> **Problem**: Extract all lines that hold "Time" from the records below.

[Start Records shown]

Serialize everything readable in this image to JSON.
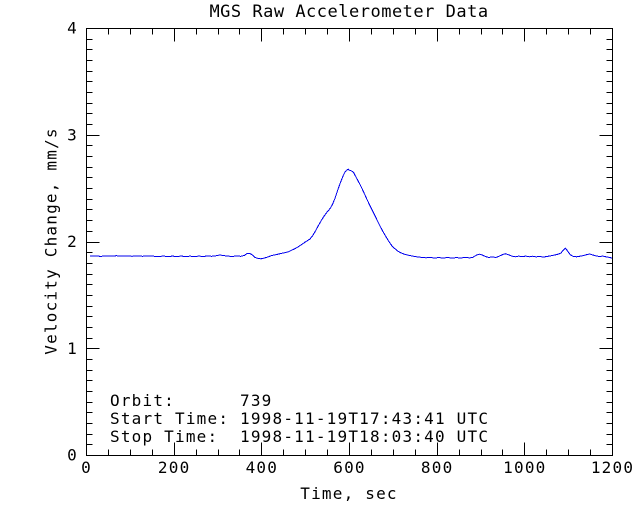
{
  "chart_data": {
    "type": "line",
    "title": "MGS Raw Accelerometer Data",
    "xlabel": "Time, sec",
    "ylabel": "Velocity Change, mm/s",
    "xlim": [
      0,
      1200
    ],
    "ylim": [
      0,
      4
    ],
    "xticks": [
      0,
      200,
      400,
      600,
      800,
      1000,
      1200
    ],
    "yticks": [
      0,
      1,
      2,
      3,
      4
    ],
    "x_minor_step": 50,
    "y_minor_step": 0.1,
    "grid": false,
    "legend": "none",
    "axis_color": "#000000",
    "background_color": "#ffffff",
    "annotations": [
      "Orbit:      739",
      "Start Time: 1998-11-19T17:43:41 UTC",
      "Stop Time:  1998-11-19T18:03:40 UTC"
    ],
    "series": [
      {
        "name": "velocity-change",
        "color": "#0000ee",
        "points": [
          [
            8,
            1.868
          ],
          [
            20,
            1.871
          ],
          [
            32,
            1.865
          ],
          [
            44,
            1.87
          ],
          [
            56,
            1.867
          ],
          [
            68,
            1.872
          ],
          [
            80,
            1.867
          ],
          [
            92,
            1.871
          ],
          [
            104,
            1.866
          ],
          [
            116,
            1.87
          ],
          [
            128,
            1.866
          ],
          [
            140,
            1.871
          ],
          [
            152,
            1.867
          ],
          [
            164,
            1.863
          ],
          [
            176,
            1.869
          ],
          [
            186,
            1.862
          ],
          [
            196,
            1.868
          ],
          [
            206,
            1.863
          ],
          [
            216,
            1.869
          ],
          [
            226,
            1.862
          ],
          [
            236,
            1.868
          ],
          [
            246,
            1.862
          ],
          [
            256,
            1.868
          ],
          [
            266,
            1.864
          ],
          [
            276,
            1.869
          ],
          [
            286,
            1.866
          ],
          [
            296,
            1.872
          ],
          [
            304,
            1.878
          ],
          [
            312,
            1.874
          ],
          [
            322,
            1.868
          ],
          [
            332,
            1.864
          ],
          [
            342,
            1.869
          ],
          [
            352,
            1.866
          ],
          [
            360,
            1.874
          ],
          [
            366,
            1.89
          ],
          [
            372,
            1.894
          ],
          [
            378,
            1.88
          ],
          [
            384,
            1.856
          ],
          [
            390,
            1.847
          ],
          [
            398,
            1.843
          ],
          [
            406,
            1.85
          ],
          [
            414,
            1.86
          ],
          [
            420,
            1.87
          ],
          [
            428,
            1.878
          ],
          [
            436,
            1.885
          ],
          [
            444,
            1.893
          ],
          [
            452,
            1.9
          ],
          [
            460,
            1.907
          ],
          [
            468,
            1.923
          ],
          [
            476,
            1.938
          ],
          [
            484,
            1.958
          ],
          [
            492,
            1.98
          ],
          [
            498,
            1.997
          ],
          [
            504,
            2.012
          ],
          [
            510,
            2.028
          ],
          [
            516,
            2.06
          ],
          [
            522,
            2.1
          ],
          [
            528,
            2.145
          ],
          [
            534,
            2.19
          ],
          [
            540,
            2.23
          ],
          [
            546,
            2.265
          ],
          [
            551,
            2.29
          ],
          [
            556,
            2.315
          ],
          [
            561,
            2.35
          ],
          [
            566,
            2.4
          ],
          [
            571,
            2.46
          ],
          [
            576,
            2.52
          ],
          [
            581,
            2.575
          ],
          [
            585,
            2.615
          ],
          [
            589,
            2.65
          ],
          [
            593,
            2.672
          ],
          [
            597,
            2.682
          ],
          [
            600,
            2.673
          ],
          [
            603,
            2.668
          ],
          [
            606,
            2.662
          ],
          [
            610,
            2.645
          ],
          [
            614,
            2.615
          ],
          [
            618,
            2.585
          ],
          [
            622,
            2.555
          ],
          [
            627,
            2.515
          ],
          [
            632,
            2.47
          ],
          [
            637,
            2.425
          ],
          [
            642,
            2.38
          ],
          [
            648,
            2.33
          ],
          [
            654,
            2.28
          ],
          [
            660,
            2.23
          ],
          [
            666,
            2.18
          ],
          [
            672,
            2.13
          ],
          [
            678,
            2.085
          ],
          [
            684,
            2.045
          ],
          [
            690,
            2.005
          ],
          [
            696,
            1.968
          ],
          [
            703,
            1.94
          ],
          [
            710,
            1.915
          ],
          [
            718,
            1.897
          ],
          [
            726,
            1.885
          ],
          [
            734,
            1.876
          ],
          [
            744,
            1.868
          ],
          [
            754,
            1.861
          ],
          [
            764,
            1.856
          ],
          [
            774,
            1.852
          ],
          [
            784,
            1.855
          ],
          [
            794,
            1.85
          ],
          [
            804,
            1.854
          ],
          [
            814,
            1.85
          ],
          [
            824,
            1.855
          ],
          [
            834,
            1.849
          ],
          [
            844,
            1.854
          ],
          [
            854,
            1.85
          ],
          [
            864,
            1.856
          ],
          [
            874,
            1.851
          ],
          [
            882,
            1.858
          ],
          [
            890,
            1.878
          ],
          [
            896,
            1.886
          ],
          [
            902,
            1.88
          ],
          [
            910,
            1.864
          ],
          [
            918,
            1.855
          ],
          [
            926,
            1.861
          ],
          [
            934,
            1.855
          ],
          [
            942,
            1.868
          ],
          [
            950,
            1.884
          ],
          [
            956,
            1.89
          ],
          [
            962,
            1.882
          ],
          [
            970,
            1.868
          ],
          [
            978,
            1.861
          ],
          [
            986,
            1.868
          ],
          [
            994,
            1.862
          ],
          [
            1002,
            1.868
          ],
          [
            1010,
            1.861
          ],
          [
            1018,
            1.867
          ],
          [
            1026,
            1.86
          ],
          [
            1034,
            1.866
          ],
          [
            1042,
            1.859
          ],
          [
            1050,
            1.864
          ],
          [
            1058,
            1.87
          ],
          [
            1066,
            1.876
          ],
          [
            1074,
            1.884
          ],
          [
            1082,
            1.895
          ],
          [
            1088,
            1.925
          ],
          [
            1092,
            1.94
          ],
          [
            1096,
            1.924
          ],
          [
            1100,
            1.9
          ],
          [
            1104,
            1.88
          ],
          [
            1110,
            1.866
          ],
          [
            1118,
            1.861
          ],
          [
            1126,
            1.867
          ],
          [
            1134,
            1.874
          ],
          [
            1142,
            1.883
          ],
          [
            1148,
            1.888
          ],
          [
            1154,
            1.88
          ],
          [
            1162,
            1.87
          ],
          [
            1170,
            1.864
          ],
          [
            1178,
            1.868
          ],
          [
            1186,
            1.86
          ],
          [
            1194,
            1.855
          ],
          [
            1199,
            1.848
          ]
        ]
      }
    ]
  }
}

[End Records shown]

> **Completed exercise**:
    "xlabel": "Time, sec",
      "Start Time: 1998-11-19T17:43:41 UTC",
      "Stop Time:  1998-11-19T18:03:40 UTC"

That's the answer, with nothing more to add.